» **Records for the exercise**
▼

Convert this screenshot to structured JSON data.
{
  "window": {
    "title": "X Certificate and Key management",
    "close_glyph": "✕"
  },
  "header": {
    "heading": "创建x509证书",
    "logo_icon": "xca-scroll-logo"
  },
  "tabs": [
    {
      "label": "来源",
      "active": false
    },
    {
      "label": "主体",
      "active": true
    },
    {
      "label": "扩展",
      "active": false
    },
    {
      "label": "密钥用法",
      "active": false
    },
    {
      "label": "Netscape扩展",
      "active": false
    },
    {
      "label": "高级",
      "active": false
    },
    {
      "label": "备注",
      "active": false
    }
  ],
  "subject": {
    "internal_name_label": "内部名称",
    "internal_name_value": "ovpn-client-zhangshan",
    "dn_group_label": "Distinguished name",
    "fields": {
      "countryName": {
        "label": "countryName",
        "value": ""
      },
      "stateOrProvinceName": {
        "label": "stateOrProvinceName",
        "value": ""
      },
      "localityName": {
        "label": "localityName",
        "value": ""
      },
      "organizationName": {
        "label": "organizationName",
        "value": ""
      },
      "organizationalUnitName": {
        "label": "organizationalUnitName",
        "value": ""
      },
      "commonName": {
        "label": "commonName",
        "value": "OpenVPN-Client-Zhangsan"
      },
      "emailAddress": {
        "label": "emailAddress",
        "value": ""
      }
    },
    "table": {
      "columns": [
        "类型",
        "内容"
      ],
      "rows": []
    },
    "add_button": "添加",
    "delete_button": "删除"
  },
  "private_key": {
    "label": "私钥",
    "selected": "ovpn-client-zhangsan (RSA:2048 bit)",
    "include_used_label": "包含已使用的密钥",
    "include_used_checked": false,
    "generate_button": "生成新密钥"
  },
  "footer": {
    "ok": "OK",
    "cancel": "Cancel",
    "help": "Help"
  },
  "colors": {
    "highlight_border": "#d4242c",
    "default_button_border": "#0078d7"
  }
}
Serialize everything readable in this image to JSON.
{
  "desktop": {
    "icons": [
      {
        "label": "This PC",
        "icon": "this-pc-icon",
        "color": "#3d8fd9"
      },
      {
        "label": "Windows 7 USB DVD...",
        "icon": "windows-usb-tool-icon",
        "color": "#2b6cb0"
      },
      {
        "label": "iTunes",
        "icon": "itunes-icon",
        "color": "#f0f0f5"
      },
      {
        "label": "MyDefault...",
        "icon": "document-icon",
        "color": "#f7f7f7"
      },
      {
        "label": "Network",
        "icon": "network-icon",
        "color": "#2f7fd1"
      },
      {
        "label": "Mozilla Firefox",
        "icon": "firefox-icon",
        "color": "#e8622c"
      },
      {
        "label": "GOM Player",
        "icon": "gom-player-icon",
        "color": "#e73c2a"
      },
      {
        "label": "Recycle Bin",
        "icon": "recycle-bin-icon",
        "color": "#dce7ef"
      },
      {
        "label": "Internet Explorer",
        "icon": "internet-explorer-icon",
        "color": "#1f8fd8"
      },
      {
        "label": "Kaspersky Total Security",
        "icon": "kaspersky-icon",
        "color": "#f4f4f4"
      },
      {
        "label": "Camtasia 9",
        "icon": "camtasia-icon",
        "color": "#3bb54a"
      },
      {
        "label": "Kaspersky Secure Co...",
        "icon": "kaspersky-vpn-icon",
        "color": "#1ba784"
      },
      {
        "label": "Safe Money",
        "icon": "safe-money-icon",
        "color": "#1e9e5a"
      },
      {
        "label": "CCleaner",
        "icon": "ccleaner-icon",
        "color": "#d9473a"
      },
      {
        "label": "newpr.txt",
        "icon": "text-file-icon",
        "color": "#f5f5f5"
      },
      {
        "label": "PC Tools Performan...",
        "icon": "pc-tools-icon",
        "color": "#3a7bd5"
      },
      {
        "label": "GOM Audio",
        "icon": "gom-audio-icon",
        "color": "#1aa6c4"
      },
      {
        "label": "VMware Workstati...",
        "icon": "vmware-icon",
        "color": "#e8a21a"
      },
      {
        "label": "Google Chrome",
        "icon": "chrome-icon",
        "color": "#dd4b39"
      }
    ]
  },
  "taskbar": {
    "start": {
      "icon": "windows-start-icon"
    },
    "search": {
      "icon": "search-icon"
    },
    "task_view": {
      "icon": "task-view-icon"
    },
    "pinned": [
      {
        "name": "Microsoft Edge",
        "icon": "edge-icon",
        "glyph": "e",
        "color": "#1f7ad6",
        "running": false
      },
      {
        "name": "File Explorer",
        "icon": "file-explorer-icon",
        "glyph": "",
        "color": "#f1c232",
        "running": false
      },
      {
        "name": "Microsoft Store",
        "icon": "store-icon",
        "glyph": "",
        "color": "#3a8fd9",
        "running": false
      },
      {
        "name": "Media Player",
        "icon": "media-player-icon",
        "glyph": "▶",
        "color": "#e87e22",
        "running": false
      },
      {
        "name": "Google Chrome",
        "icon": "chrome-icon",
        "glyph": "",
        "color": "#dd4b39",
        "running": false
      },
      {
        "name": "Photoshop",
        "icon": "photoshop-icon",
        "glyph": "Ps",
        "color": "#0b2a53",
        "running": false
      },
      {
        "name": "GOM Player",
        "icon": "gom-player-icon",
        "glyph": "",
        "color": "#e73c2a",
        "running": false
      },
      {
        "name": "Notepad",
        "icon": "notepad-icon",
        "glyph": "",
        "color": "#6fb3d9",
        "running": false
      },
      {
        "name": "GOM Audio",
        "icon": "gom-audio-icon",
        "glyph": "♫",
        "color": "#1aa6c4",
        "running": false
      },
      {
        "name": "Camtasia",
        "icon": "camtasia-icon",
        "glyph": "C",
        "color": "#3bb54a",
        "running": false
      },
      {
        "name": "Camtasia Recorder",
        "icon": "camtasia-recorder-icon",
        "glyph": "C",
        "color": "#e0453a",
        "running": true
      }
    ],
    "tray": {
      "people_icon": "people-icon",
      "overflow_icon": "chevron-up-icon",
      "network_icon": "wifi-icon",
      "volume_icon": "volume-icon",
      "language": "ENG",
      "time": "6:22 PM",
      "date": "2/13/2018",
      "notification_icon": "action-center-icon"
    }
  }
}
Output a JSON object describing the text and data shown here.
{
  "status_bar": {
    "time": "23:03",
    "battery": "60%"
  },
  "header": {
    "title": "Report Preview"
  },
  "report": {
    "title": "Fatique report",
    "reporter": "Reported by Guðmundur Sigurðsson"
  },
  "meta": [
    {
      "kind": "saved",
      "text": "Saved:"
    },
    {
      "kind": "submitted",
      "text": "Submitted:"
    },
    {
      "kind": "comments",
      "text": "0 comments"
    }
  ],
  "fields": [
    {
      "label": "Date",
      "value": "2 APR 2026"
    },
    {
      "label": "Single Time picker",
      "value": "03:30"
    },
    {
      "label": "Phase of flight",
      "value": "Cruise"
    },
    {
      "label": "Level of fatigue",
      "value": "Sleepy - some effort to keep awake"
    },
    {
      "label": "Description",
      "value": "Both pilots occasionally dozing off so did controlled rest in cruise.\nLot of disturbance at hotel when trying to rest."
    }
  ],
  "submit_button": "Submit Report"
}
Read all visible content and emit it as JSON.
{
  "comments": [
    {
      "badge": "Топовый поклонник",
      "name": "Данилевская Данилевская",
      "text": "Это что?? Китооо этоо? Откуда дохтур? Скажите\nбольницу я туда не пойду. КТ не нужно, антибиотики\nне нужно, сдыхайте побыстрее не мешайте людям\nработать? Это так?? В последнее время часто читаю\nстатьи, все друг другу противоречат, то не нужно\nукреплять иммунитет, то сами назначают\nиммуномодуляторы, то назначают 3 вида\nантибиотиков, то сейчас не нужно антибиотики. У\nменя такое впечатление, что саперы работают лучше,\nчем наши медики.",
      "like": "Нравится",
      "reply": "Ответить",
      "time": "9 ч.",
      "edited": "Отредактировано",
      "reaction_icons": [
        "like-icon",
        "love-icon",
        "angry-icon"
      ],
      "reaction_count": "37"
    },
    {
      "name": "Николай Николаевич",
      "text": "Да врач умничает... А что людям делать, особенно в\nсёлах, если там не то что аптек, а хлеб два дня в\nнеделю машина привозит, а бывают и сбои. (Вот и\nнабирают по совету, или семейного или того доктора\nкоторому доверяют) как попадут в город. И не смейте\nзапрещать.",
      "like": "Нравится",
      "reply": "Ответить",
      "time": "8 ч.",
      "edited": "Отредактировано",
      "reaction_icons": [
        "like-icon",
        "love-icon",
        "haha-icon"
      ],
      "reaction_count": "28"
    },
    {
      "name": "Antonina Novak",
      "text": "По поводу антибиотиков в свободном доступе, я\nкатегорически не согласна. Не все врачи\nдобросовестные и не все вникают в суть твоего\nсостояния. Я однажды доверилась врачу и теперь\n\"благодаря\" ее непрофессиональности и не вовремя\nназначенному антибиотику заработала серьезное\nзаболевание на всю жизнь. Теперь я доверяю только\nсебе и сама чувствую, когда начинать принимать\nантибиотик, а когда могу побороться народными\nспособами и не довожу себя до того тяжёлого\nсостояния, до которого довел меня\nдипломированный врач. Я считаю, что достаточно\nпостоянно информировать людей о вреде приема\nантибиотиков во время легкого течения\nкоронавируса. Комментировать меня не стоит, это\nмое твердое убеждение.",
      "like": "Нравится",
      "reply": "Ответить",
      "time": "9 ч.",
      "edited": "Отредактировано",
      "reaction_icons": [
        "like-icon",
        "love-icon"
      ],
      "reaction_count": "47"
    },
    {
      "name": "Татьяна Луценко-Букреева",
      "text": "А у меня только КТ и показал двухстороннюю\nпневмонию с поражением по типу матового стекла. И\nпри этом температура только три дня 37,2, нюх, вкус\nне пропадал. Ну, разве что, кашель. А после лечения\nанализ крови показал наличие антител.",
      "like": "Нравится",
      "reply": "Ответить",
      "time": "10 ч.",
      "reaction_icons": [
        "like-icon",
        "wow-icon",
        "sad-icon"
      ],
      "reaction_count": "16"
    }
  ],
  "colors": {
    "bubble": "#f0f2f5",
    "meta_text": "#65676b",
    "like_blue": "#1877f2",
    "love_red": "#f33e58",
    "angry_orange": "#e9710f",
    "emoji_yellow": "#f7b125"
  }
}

▲

» **Directive**
Copy out every line where the word "nантибиотиков" occurs.

» **Result**
      "text": "Это что?? Китооо этоо? Откуда дохтур? Скажите\nбольницу я туда не пойду. КТ не нужно, антибиотики\nне нужно, сдыхайте побыстрее не мешайте людям\nработать? Это так?? В последнее время часто читаю\nстатьи, все друг другу противоречат, то не нужно\nукреплять иммунитет, то сами назначают\nиммуномодуляторы, то назначают 3 вида\nантибиотиков, то сейчас не нужно антибиотики. У\nменя такое впечатление, что саперы работают лучше,\nчем наши медики.",
      "text": "По поводу антибиотиков в свободном доступе, я\nкатегорически не согласна. Не все врачи\nдобросовестные и не все вникают в суть твоего\nсостояния. Я однажды доверилась врачу и теперь\n\"благодаря\" ее непрофессиональности и не вовремя\nназначенному антибиотику заработала серьезное\nзаболевание на всю жизнь. Теперь я доверяю только\nсебе и сама чувствую, когда начинать принимать\nантибиотик, а когда могу побороться народными\nспособами и не довожу себя до того тяжёлого\nсостояния, до которого довел меня\nдипломированный врач. Я считаю, что достаточно\nпостоянно информировать людей о вреде приема\nантибиотиков во время легкого течения\nкоронавируса. Комментировать меня не стоит, это\nмое твердое убеждение.",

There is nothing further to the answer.